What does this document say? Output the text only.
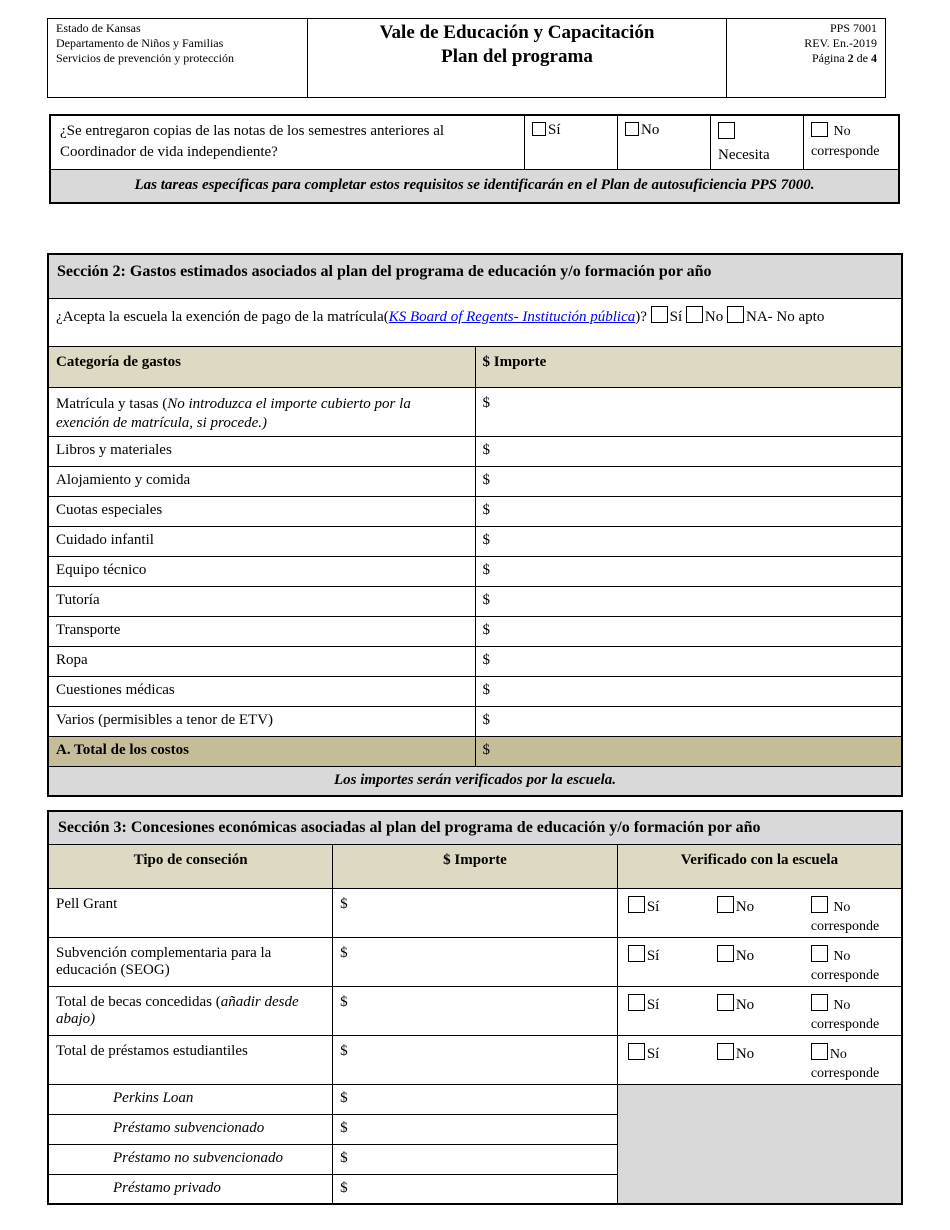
Estado de Kansas
Departamento de Niños y Familias
Servicios de prevención y protección

Vale de Educación y Capacitación
Plan del programa

PPS 7001
REV. En.-2019
Página 2 de 4
¿Se entregaron copias de las notas de los semestres anteriores al Coordinador de vida independiente?	Sí	No	
Necesita	No corresponde
Las tareas específicas para completar estos requisitos se identificarán en el Plan de autosuficiencia PPS 7000.
Sección 2: Gastos estimados asociados al plan del programa de educación y/o formación por año	
¿Acepta la escuela la exención de pago de la matrícula(KS Board of Regents- Institución pública)? Sí No NA- No apto	
Categoría de gastos	$ Importe
Matrícula y tasas (No introduzca el importe cubierto por la exención de matrícula, si procede.)	$
Libros y materiales	$
Alojamiento y comida	$
Cuotas especiales	$
Cuidado infantil	$
Equipo técnico	$
Tutoría	$
Transporte	$
Ropa	$
Cuestiones médicas	$
Varios (permisibles a tenor de ETV)	$
A. Total de los costos	$
Los importes serán verificados por la escuela.	
Sección 3: Concesiones económicas asociadas al plan del programa de educación y/o formación por año		
Tipo de conseción	$ Importe	Verificado con la escuela
Pell Grant	$	Sí No No
corresponde

Subvención complementaria para la educación (SEOG)	$	Sí No No
corresponde

Total de becas concedidas (añadir desde abajo)	$	Sí No No
corresponde

Total de préstamos estudiantiles	$	Sí No No
corresponde

Perkins Loan	$	
Préstamo subvencionado	$	
Préstamo no subvencionado	$	
Préstamo privado	$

****************************************

Locate the word "programa" in the records above, and return each line that has it.

Worked solution:
Plan del programa
Sección 2: Gastos estimados asociados al plan del programa de educación y/o formación por año	
Sección 3: Concesiones económicas asociadas al plan del programa de educación y/o formación por año		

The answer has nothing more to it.